### What is required
Set down the material once more, exactly as it appears.

### Extracted entries

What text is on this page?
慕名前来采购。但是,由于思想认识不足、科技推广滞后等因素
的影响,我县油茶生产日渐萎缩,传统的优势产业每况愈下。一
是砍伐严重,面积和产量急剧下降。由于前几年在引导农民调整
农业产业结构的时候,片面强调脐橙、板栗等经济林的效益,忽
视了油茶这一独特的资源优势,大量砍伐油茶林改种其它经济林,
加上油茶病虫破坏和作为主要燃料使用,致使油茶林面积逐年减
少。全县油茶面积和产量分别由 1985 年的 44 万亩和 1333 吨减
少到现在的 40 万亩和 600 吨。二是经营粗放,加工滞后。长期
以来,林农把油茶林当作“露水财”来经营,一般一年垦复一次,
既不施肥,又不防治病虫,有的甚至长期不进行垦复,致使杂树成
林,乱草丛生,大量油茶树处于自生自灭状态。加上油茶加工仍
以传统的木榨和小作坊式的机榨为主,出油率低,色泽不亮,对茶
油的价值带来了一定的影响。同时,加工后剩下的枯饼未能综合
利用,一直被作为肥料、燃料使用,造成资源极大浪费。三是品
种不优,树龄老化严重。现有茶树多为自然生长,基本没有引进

### Reply
What text is on this page?
慕名前来采购。但是,由于思想认识不足、科技推广滞后等因素
的影响,我县油茶生产日渐萎缩,传统的优势产业每况愈下。一
是砍伐严重,面积和产量急剧下降。由于前几年在引导农民调整
农业产业结构的时候,片面强调脐橙、板栗等经济林的效益,忽
视了油茶这一独特的资源优势,大量砍伐油茶林改种其它经济林,
加上油茶病虫破坏和作为主要燃料使用,致使油茶林面积逐年减
少。全县油茶面积和产量分别由 1985 年的 44 万亩和 1333 吨减
少到现在的 40 万亩和 600 吨。二是经营粗放,加工滞后。长期
以来,林农把油茶林当作“露水财”来经营,一般一年垦复一次,
既不施肥,又不防治病虫,有的甚至长期不进行垦复,致使杂树成
林,乱草丛生,大量油茶树处于自生自灭状态。加上油茶加工仍
以传统的木榨和小作坊式的机榨为主,出油率低,色泽不亮,对茶
油的价值带来了一定的影响。同时,加工后剩下的枯饼未能综合
利用,一直被作为肥料、燃料使用,造成资源极大浪费。三是品
种不优,树龄老化严重。现有茶树多为自然生长,基本没有引进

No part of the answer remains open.